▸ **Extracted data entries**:
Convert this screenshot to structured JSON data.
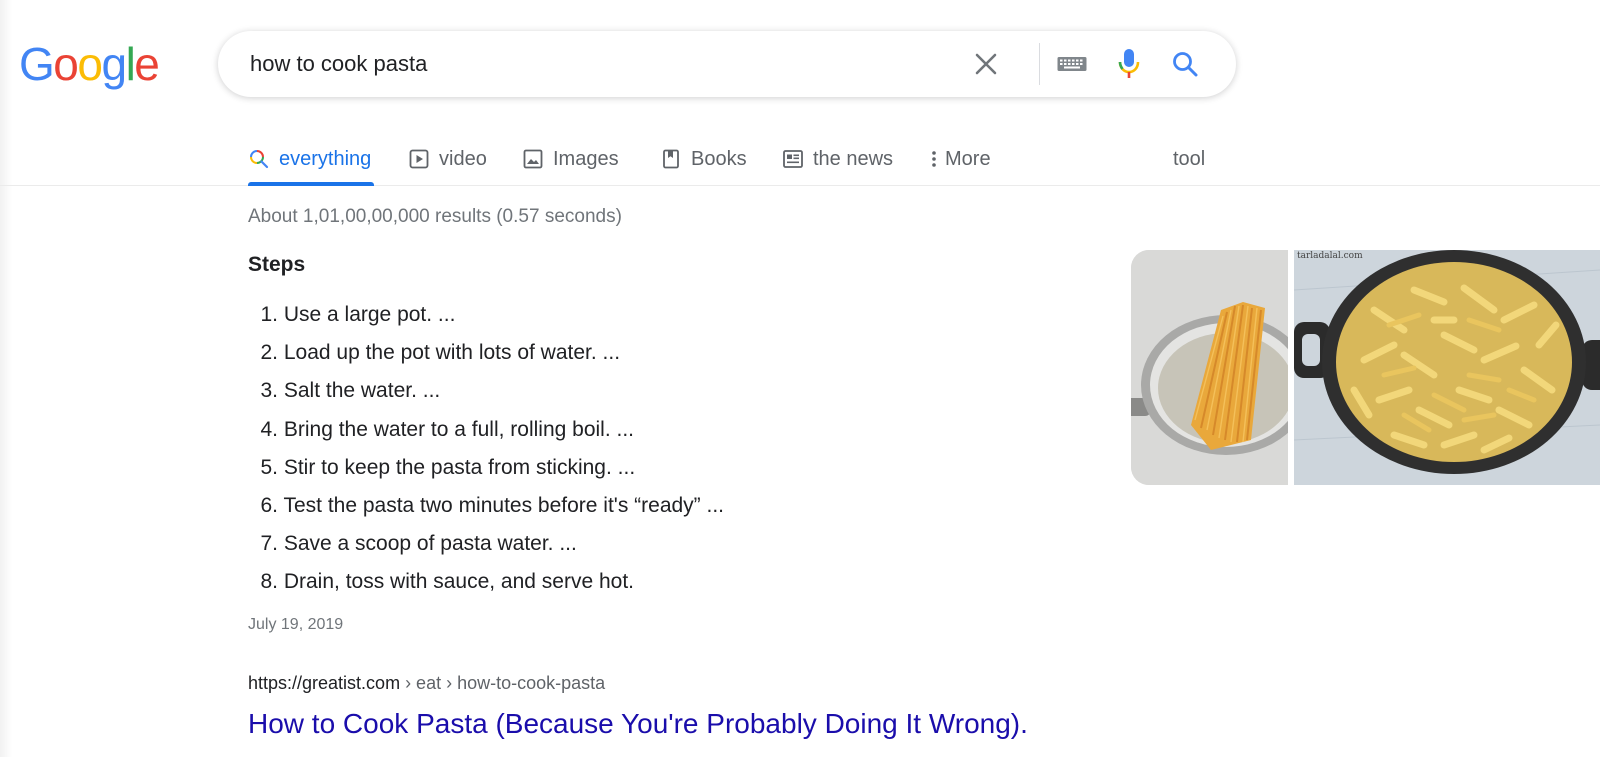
{
  "logo": {
    "text": "Google"
  },
  "search": {
    "query": "how to cook pasta"
  },
  "icons": {
    "clear": "close-icon",
    "keyboard": "keyboard-icon",
    "mic": "microphone-icon",
    "search": "search-icon"
  },
  "tabs": [
    {
      "label": "everything",
      "icon": "search-icon",
      "active": true
    },
    {
      "label": "video",
      "icon": "video-icon"
    },
    {
      "label": "Images",
      "icon": "image-icon"
    },
    {
      "label": "Books",
      "icon": "book-icon"
    },
    {
      "label": "the news",
      "icon": "news-icon"
    },
    {
      "label": "More",
      "icon": "more-vert-icon"
    }
  ],
  "tools_label": "tool",
  "result_stats": "About 1,01,00,00,000 results (0.57 seconds)",
  "snippet": {
    "heading": "Steps",
    "steps": [
      {
        "num": "1.",
        "text": "Use a large pot. ..."
      },
      {
        "num": "2.",
        "text": "Load up the pot with lots of water. ..."
      },
      {
        "num": "3.",
        "text": "Salt the water. ..."
      },
      {
        "num": "4.",
        "text": "Bring the water to a full, rolling boil. ..."
      },
      {
        "num": "5.",
        "text": "Stir to keep the pasta from sticking. ..."
      },
      {
        "num": "6.",
        "text": "Test the pasta two minutes before it's “ready” ..."
      },
      {
        "num": "7.",
        "text": "Save a scoop of pasta water. ..."
      },
      {
        "num": "8.",
        "text": "Drain, toss with sauce, and serve hot."
      }
    ],
    "date": "July 19, 2019"
  },
  "result": {
    "url_base": "https://greatist.com",
    "url_path": " › eat › how-to-cook-pasta",
    "title": "How to Cook Pasta (Because You're Probably Doing It Wrong)."
  },
  "images": {
    "watermark": "tarladalal.com"
  },
  "colors": {
    "link": "#1a0dab",
    "accent": "#1a73e8",
    "text": "#202124",
    "muted": "#70757a"
  }
}
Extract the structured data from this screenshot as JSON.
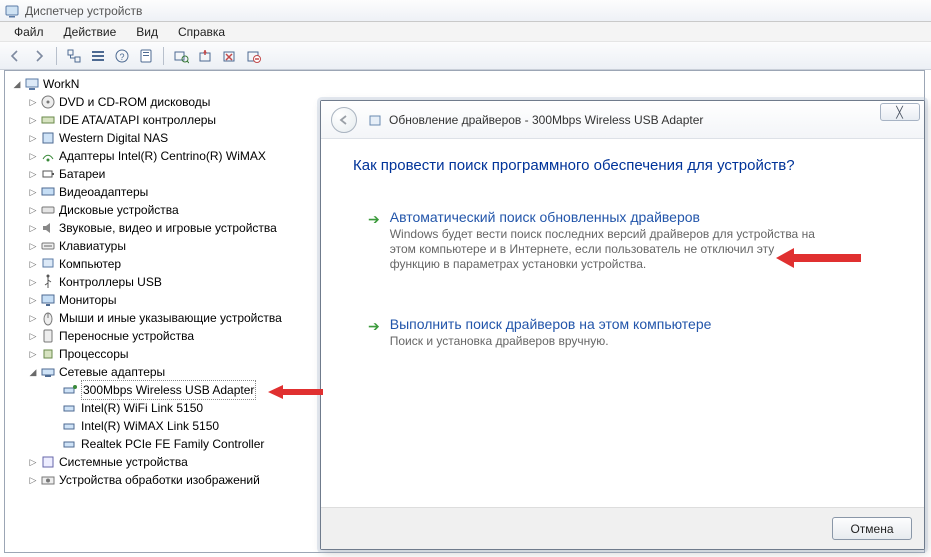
{
  "window": {
    "title": "Диспетчер устройств"
  },
  "menu": {
    "file": "Файл",
    "action": "Действие",
    "view": "Вид",
    "help": "Справка"
  },
  "tree": {
    "root": "WorkN",
    "items": [
      "DVD и CD-ROM дисководы",
      "IDE ATA/ATAPI контроллеры",
      "Western Digital NAS",
      "Адаптеры Intel(R) Centrino(R) WiMAX",
      "Батареи",
      "Видеоадаптеры",
      "Дисковые устройства",
      "Звуковые, видео и игровые устройства",
      "Клавиатуры",
      "Компьютер",
      "Контроллеры USB",
      "Мониторы",
      "Мыши и иные указывающие устройства",
      "Переносные устройства",
      "Процессоры"
    ],
    "network_label": "Сетевые адаптеры",
    "network_children": [
      "300Mbps Wireless USB Adapter",
      "Intel(R) WiFi Link 5150",
      "Intel(R) WiMAX Link 5150",
      "Realtek PCIe FE Family Controller"
    ],
    "after_network": [
      "Системные устройства",
      "Устройства обработки изображений"
    ]
  },
  "dialog": {
    "title": "Обновление драйверов - 300Mbps Wireless USB Adapter",
    "question": "Как провести поиск программного обеспечения для устройств?",
    "opt1_title": "Автоматический поиск обновленных драйверов",
    "opt1_desc": "Windows будет вести поиск последних версий драйверов для устройства на этом компьютере и в Интернете, если пользователь не отключил эту функцию в параметрах установки устройства.",
    "opt2_title": "Выполнить поиск драйверов на этом компьютере",
    "opt2_desc": "Поиск и установка драйверов вручную.",
    "cancel": "Отмена"
  }
}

▸ **Problem description**: Return every line above in which the string "Intel" occurs.

▸ **Task response**:
      "Адаптеры Intel(R) Centrino(R) WiMAX",
      "Intel(R) WiFi Link 5150",
      "Intel(R) WiMAX Link 5150",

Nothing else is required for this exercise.